**The problem:**
Locate the lines that hold the string "operated". Copy every such line.
┌──
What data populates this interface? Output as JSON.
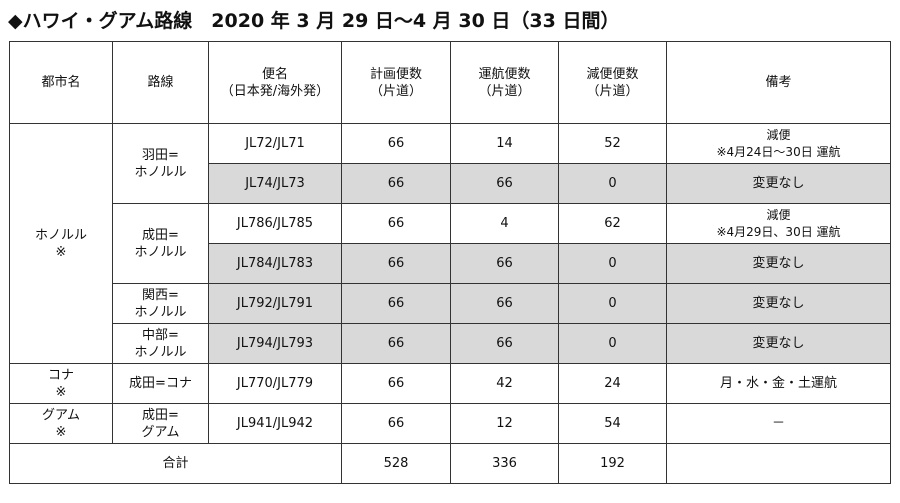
{
  "title": "◆ハワイ・グアム路線　2020 年 3 月 29 日～4 月 30 日（33 日間）",
  "headers": {
    "city": "都市名",
    "route": "路線",
    "flight": "便名",
    "flight_sub": "（日本発/海外発）",
    "planned": "計画便数",
    "operated": "運航便数",
    "reduced": "減便便数",
    "oneway": "（片道）",
    "remarks": "備考"
  },
  "cities": {
    "honolulu": [
      "ホノルル",
      "※"
    ],
    "kona": [
      "コナ",
      "※"
    ],
    "guam": [
      "グアム",
      "※"
    ]
  },
  "routes": {
    "haneda": [
      "羽田=",
      "ホノルル"
    ],
    "narita": [
      "成田=",
      "ホノルル"
    ],
    "kansai": [
      "関西=",
      "ホノルル"
    ],
    "chubu": [
      "中部=",
      "ホノルル"
    ],
    "narita_kona": "成田=コナ",
    "narita_guam": [
      "成田=",
      "グアム"
    ]
  },
  "rows": [
    {
      "flight": "JL72/JL71",
      "planned": "66",
      "operated": "14",
      "reduced": "52",
      "remarks": [
        "減便",
        "※4月24日～30日 運航"
      ]
    },
    {
      "flight": "JL74/JL73",
      "planned": "66",
      "operated": "66",
      "reduced": "0",
      "remarks": [
        "変更なし"
      ]
    },
    {
      "flight": "JL786/JL785",
      "planned": "66",
      "operated": "4",
      "reduced": "62",
      "remarks": [
        "減便",
        "※4月29日、30日 運航"
      ]
    },
    {
      "flight": "JL784/JL783",
      "planned": "66",
      "operated": "66",
      "reduced": "0",
      "remarks": [
        "変更なし"
      ]
    },
    {
      "flight": "JL792/JL791",
      "planned": "66",
      "operated": "66",
      "reduced": "0",
      "remarks": [
        "変更なし"
      ]
    },
    {
      "flight": "JL794/JL793",
      "planned": "66",
      "operated": "66",
      "reduced": "0",
      "remarks": [
        "変更なし"
      ]
    },
    {
      "flight": "JL770/JL779",
      "planned": "66",
      "operated": "42",
      "reduced": "24",
      "remarks": [
        "月・水・金・土運航"
      ]
    },
    {
      "flight": "JL941/JL942",
      "planned": "66",
      "operated": "12",
      "reduced": "54",
      "remarks": [
        "－"
      ]
    }
  ],
  "total": {
    "label": "合計",
    "planned": "528",
    "operated": "336",
    "reduced": "192"
  },
  "colors": {
    "shade": "#d9d9d9",
    "border": "#333333"
  }
}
└──
**Solution to this problem:**
    "operated": "運航便数",
      "operated": "14",
      "operated": "66",
      "operated": "4",
      "operated": "66",
      "operated": "66",
      "operated": "66",
      "operated": "42",
      "operated": "12",
    "operated": "336",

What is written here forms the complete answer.